Task statement: Reproduce all entries word for word.
-- BEGIN Data listing --
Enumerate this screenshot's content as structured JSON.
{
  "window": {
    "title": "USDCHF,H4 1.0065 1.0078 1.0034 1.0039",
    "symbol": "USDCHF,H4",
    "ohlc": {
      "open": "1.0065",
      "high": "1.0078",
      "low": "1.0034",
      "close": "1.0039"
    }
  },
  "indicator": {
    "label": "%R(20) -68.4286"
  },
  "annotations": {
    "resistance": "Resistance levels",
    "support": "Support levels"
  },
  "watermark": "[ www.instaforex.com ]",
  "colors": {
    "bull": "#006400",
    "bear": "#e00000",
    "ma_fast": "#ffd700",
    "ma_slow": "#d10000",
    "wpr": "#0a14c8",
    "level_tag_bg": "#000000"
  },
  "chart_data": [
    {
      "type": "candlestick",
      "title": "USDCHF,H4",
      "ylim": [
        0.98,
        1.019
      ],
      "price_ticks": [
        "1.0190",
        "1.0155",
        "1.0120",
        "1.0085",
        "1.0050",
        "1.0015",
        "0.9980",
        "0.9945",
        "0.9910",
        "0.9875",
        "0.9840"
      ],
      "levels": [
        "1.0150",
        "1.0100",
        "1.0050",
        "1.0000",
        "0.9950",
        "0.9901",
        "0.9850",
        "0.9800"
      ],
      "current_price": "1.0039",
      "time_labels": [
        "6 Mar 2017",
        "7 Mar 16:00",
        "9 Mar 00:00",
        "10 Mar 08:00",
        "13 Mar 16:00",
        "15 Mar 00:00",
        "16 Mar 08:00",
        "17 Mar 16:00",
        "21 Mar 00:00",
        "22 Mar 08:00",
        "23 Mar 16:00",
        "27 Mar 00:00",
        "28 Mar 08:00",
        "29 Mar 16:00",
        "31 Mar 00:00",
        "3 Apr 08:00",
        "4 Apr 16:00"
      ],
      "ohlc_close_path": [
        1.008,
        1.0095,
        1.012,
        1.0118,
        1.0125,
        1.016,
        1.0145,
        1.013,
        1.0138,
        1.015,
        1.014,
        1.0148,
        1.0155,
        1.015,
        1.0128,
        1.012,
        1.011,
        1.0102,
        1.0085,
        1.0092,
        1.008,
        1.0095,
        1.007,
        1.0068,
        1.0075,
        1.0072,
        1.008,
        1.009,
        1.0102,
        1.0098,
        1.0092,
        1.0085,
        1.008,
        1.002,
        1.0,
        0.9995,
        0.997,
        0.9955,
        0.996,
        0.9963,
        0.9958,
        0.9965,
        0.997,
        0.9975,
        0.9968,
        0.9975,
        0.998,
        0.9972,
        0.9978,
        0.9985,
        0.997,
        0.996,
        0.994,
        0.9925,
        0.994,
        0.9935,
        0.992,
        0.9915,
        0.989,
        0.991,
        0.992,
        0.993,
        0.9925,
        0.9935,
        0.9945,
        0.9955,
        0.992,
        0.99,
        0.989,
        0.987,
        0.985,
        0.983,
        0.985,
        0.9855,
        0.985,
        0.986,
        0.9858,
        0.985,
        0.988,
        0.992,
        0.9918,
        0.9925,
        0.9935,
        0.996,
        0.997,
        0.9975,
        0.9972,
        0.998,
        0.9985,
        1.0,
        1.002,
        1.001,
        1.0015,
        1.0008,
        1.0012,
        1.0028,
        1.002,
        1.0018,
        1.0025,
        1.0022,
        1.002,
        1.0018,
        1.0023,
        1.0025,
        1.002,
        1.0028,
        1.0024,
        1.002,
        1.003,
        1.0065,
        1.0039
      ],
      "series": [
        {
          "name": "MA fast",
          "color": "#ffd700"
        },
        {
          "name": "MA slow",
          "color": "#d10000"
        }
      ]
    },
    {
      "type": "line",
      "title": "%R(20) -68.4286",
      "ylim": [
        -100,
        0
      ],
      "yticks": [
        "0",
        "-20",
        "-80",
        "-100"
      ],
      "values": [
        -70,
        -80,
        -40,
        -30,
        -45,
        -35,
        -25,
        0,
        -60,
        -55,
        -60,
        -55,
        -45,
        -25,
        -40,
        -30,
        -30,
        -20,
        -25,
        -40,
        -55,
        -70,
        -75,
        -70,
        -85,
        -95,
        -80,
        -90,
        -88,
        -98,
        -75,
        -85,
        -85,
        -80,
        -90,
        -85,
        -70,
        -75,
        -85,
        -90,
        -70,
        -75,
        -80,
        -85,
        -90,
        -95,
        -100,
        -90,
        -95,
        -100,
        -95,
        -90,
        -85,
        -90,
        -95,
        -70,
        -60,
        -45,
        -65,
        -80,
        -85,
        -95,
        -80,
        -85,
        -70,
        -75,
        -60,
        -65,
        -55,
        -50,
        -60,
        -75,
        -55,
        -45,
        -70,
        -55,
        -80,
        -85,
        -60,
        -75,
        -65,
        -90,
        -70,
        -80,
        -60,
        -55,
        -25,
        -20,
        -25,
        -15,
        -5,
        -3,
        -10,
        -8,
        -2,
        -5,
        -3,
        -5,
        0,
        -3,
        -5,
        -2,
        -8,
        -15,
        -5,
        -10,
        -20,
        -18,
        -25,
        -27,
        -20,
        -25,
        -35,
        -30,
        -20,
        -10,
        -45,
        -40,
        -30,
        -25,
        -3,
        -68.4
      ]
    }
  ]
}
-- END Data listing --
Completed task:
Enumerate this screenshot's content as structured JSON.
{
  "window": {
    "title": "USDCHF,H4 1.0065 1.0078 1.0034 1.0039",
    "symbol": "USDCHF,H4",
    "ohlc": {
      "open": "1.0065",
      "high": "1.0078",
      "low": "1.0034",
      "close": "1.0039"
    }
  },
  "indicator": {
    "label": "%R(20) -68.4286"
  },
  "annotations": {
    "resistance": "Resistance levels",
    "support": "Support levels"
  },
  "watermark": "[ www.instaforex.com ]",
  "colors": {
    "bull": "#006400",
    "bear": "#e00000",
    "ma_fast": "#ffd700",
    "ma_slow": "#d10000",
    "wpr": "#0a14c8",
    "level_tag_bg": "#000000"
  },
  "chart_data": [
    {
      "type": "candlestick",
      "title": "USDCHF,H4",
      "ylim": [
        0.98,
        1.019
      ],
      "price_ticks": [
        "1.0190",
        "1.0155",
        "1.0120",
        "1.0085",
        "1.0050",
        "1.0015",
        "0.9980",
        "0.9945",
        "0.9910",
        "0.9875",
        "0.9840"
      ],
      "levels": [
        "1.0150",
        "1.0100",
        "1.0050",
        "1.0000",
        "0.9950",
        "0.9901",
        "0.9850",
        "0.9800"
      ],
      "current_price": "1.0039",
      "time_labels": [
        "6 Mar 2017",
        "7 Mar 16:00",
        "9 Mar 00:00",
        "10 Mar 08:00",
        "13 Mar 16:00",
        "15 Mar 00:00",
        "16 Mar 08:00",
        "17 Mar 16:00",
        "21 Mar 00:00",
        "22 Mar 08:00",
        "23 Mar 16:00",
        "27 Mar 00:00",
        "28 Mar 08:00",
        "29 Mar 16:00",
        "31 Mar 00:00",
        "3 Apr 08:00",
        "4 Apr 16:00"
      ],
      "ohlc_close_path": [
        1.008,
        1.0095,
        1.012,
        1.0118,
        1.0125,
        1.016,
        1.0145,
        1.013,
        1.0138,
        1.015,
        1.014,
        1.0148,
        1.0155,
        1.015,
        1.0128,
        1.012,
        1.011,
        1.0102,
        1.0085,
        1.0092,
        1.008,
        1.0095,
        1.007,
        1.0068,
        1.0075,
        1.0072,
        1.008,
        1.009,
        1.0102,
        1.0098,
        1.0092,
        1.0085,
        1.008,
        1.002,
        1.0,
        0.9995,
        0.997,
        0.9955,
        0.996,
        0.9963,
        0.9958,
        0.9965,
        0.997,
        0.9975,
        0.9968,
        0.9975,
        0.998,
        0.9972,
        0.9978,
        0.9985,
        0.997,
        0.996,
        0.994,
        0.9925,
        0.994,
        0.9935,
        0.992,
        0.9915,
        0.989,
        0.991,
        0.992,
        0.993,
        0.9925,
        0.9935,
        0.9945,
        0.9955,
        0.992,
        0.99,
        0.989,
        0.987,
        0.985,
        0.983,
        0.985,
        0.9855,
        0.985,
        0.986,
        0.9858,
        0.985,
        0.988,
        0.992,
        0.9918,
        0.9925,
        0.9935,
        0.996,
        0.997,
        0.9975,
        0.9972,
        0.998,
        0.9985,
        1.0,
        1.002,
        1.001,
        1.0015,
        1.0008,
        1.0012,
        1.0028,
        1.002,
        1.0018,
        1.0025,
        1.0022,
        1.002,
        1.0018,
        1.0023,
        1.0025,
        1.002,
        1.0028,
        1.0024,
        1.002,
        1.003,
        1.0065,
        1.0039
      ],
      "series": [
        {
          "name": "MA fast",
          "color": "#ffd700"
        },
        {
          "name": "MA slow",
          "color": "#d10000"
        }
      ]
    },
    {
      "type": "line",
      "title": "%R(20) -68.4286",
      "ylim": [
        -100,
        0
      ],
      "yticks": [
        "0",
        "-20",
        "-80",
        "-100"
      ],
      "values": [
        -70,
        -80,
        -40,
        -30,
        -45,
        -35,
        -25,
        0,
        -60,
        -55,
        -60,
        -55,
        -45,
        -25,
        -40,
        -30,
        -30,
        -20,
        -25,
        -40,
        -55,
        -70,
        -75,
        -70,
        -85,
        -95,
        -80,
        -90,
        -88,
        -98,
        -75,
        -85,
        -85,
        -80,
        -90,
        -85,
        -70,
        -75,
        -85,
        -90,
        -70,
        -75,
        -80,
        -85,
        -90,
        -95,
        -100,
        -90,
        -95,
        -100,
        -95,
        -90,
        -85,
        -90,
        -95,
        -70,
        -60,
        -45,
        -65,
        -80,
        -85,
        -95,
        -80,
        -85,
        -70,
        -75,
        -60,
        -65,
        -55,
        -50,
        -60,
        -75,
        -55,
        -45,
        -70,
        -55,
        -80,
        -85,
        -60,
        -75,
        -65,
        -90,
        -70,
        -80,
        -60,
        -55,
        -25,
        -20,
        -25,
        -15,
        -5,
        -3,
        -10,
        -8,
        -2,
        -5,
        -3,
        -5,
        0,
        -3,
        -5,
        -2,
        -8,
        -15,
        -5,
        -10,
        -20,
        -18,
        -25,
        -27,
        -20,
        -25,
        -35,
        -30,
        -20,
        -10,
        -45,
        -40,
        -30,
        -25,
        -3,
        -68.4
      ]
    }
  ]
}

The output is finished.